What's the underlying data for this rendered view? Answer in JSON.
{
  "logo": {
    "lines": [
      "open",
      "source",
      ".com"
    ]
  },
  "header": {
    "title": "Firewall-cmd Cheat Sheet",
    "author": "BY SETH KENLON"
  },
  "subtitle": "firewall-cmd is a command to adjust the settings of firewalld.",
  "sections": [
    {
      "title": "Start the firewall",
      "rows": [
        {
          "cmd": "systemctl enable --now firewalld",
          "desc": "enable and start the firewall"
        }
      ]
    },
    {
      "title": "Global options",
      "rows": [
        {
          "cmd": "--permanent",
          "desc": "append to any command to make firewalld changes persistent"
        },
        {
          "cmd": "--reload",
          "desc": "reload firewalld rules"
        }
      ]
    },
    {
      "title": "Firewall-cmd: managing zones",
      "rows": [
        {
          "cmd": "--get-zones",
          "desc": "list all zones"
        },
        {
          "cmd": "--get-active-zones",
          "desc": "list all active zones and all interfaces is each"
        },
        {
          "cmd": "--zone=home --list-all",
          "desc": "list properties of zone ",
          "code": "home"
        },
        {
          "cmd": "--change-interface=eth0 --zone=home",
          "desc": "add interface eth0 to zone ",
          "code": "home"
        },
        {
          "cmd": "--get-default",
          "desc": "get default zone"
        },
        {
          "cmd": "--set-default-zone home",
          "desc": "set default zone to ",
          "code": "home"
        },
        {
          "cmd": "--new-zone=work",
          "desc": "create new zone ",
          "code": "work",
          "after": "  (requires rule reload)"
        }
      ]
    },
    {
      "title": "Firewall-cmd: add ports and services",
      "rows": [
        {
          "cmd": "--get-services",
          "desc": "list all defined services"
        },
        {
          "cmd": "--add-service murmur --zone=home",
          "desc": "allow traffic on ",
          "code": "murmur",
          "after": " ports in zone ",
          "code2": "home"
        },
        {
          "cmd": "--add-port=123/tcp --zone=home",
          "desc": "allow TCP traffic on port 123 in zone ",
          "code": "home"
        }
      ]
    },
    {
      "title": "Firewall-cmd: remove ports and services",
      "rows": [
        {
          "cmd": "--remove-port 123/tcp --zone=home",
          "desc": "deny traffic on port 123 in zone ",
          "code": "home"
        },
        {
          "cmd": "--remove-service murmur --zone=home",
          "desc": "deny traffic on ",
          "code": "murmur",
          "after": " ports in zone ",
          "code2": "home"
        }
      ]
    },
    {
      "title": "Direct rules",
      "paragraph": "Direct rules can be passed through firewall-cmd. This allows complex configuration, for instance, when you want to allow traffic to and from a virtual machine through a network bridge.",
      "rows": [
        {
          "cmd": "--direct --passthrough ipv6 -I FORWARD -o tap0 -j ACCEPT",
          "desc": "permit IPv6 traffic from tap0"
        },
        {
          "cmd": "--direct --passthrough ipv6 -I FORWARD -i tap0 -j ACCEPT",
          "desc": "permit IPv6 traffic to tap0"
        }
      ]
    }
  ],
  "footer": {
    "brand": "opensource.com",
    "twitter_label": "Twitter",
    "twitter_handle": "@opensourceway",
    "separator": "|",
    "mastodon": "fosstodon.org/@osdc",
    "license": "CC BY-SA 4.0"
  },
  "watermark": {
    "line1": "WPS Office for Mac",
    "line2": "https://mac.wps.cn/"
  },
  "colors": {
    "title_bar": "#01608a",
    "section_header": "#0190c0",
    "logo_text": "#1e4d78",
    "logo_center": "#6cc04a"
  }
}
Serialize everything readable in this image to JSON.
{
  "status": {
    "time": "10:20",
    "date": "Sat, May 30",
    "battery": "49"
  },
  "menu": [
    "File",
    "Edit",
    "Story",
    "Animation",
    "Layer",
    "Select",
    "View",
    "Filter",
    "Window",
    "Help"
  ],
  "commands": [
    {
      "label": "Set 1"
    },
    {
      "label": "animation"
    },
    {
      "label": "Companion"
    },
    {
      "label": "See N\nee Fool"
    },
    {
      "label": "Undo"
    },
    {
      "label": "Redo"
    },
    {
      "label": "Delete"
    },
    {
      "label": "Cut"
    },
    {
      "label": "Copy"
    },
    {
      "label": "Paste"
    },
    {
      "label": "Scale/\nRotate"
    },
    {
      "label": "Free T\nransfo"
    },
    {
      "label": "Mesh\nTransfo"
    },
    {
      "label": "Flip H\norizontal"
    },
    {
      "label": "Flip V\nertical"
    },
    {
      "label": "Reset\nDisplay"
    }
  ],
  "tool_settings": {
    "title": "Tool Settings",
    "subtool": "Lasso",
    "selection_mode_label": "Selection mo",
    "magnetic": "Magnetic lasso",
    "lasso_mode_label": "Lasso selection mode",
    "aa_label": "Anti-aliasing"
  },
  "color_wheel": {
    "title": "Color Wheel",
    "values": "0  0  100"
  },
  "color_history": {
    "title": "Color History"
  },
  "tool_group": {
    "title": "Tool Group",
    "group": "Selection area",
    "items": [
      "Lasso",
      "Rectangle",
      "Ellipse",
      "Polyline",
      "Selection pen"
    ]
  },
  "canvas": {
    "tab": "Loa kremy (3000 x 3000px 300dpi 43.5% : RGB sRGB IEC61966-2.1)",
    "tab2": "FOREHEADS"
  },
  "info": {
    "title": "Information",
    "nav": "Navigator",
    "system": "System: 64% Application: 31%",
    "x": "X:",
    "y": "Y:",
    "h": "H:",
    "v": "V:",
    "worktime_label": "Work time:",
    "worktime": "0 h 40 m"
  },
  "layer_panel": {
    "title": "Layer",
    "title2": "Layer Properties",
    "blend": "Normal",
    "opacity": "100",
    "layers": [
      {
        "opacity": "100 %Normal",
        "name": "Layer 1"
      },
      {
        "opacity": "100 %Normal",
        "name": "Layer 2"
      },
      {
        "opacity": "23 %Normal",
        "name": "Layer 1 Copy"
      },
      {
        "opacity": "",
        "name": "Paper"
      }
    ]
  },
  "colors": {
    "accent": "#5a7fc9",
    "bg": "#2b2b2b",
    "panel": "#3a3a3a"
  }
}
_ _ _
Exercise directions
Find each line holding the string "Flip" and copy it out.

Expected answer
      "label": "Flip H\norizontal"
      "label": "Flip V\nertical"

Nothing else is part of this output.